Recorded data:
********
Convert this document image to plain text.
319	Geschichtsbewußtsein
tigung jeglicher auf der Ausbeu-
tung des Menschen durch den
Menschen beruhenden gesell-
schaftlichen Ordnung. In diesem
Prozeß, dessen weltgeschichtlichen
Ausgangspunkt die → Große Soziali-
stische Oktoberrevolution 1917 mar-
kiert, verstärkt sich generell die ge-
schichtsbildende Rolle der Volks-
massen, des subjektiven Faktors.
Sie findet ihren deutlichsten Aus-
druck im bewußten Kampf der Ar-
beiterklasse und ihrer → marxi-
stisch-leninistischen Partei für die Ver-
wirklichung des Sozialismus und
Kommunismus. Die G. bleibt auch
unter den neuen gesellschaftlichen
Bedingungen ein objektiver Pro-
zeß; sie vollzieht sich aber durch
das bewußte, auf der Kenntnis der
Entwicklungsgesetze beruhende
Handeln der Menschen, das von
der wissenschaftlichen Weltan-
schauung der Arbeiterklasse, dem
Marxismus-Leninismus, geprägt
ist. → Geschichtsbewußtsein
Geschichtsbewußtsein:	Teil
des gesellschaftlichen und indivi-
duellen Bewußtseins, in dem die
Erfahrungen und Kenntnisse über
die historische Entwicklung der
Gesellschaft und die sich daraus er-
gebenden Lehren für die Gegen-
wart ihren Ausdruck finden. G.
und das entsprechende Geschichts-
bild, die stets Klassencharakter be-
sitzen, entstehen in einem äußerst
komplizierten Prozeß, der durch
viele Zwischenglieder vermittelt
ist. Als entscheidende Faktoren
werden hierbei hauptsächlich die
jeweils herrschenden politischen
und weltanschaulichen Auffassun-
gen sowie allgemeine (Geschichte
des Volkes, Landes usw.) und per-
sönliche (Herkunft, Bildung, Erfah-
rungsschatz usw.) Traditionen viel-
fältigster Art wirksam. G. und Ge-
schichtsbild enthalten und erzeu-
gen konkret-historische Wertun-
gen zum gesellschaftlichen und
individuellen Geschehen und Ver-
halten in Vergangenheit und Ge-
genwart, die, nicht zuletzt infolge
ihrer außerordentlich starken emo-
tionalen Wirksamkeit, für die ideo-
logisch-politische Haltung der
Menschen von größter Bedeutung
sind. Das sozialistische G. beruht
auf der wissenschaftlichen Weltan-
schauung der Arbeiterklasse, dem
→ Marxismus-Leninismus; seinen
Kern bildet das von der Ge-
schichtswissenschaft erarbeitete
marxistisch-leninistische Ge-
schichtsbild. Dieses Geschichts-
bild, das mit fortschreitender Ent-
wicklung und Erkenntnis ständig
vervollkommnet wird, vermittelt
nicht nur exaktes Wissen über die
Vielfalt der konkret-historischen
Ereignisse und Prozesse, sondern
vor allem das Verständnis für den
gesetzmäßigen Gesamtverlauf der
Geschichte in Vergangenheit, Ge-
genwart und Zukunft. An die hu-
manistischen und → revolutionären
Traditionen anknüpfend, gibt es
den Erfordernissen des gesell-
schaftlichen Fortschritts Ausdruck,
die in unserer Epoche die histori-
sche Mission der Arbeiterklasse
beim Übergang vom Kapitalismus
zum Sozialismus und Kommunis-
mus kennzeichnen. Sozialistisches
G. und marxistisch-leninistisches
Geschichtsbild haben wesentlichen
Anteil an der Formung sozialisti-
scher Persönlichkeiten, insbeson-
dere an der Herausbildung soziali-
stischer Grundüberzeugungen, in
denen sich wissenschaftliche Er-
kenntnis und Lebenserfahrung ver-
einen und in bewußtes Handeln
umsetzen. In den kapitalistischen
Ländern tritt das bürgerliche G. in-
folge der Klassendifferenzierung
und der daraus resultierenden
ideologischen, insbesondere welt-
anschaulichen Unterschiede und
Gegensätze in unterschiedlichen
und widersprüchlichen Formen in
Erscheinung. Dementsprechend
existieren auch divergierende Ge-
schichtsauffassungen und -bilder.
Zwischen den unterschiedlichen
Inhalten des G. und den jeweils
********
» EXERCISE: Which lines above contain "ihren"? Show each of them.

» SOLUTION FOR THIS TASK:
Sie findet ihren deutlichsten Aus-
wart ihren Ausdruck finden. G.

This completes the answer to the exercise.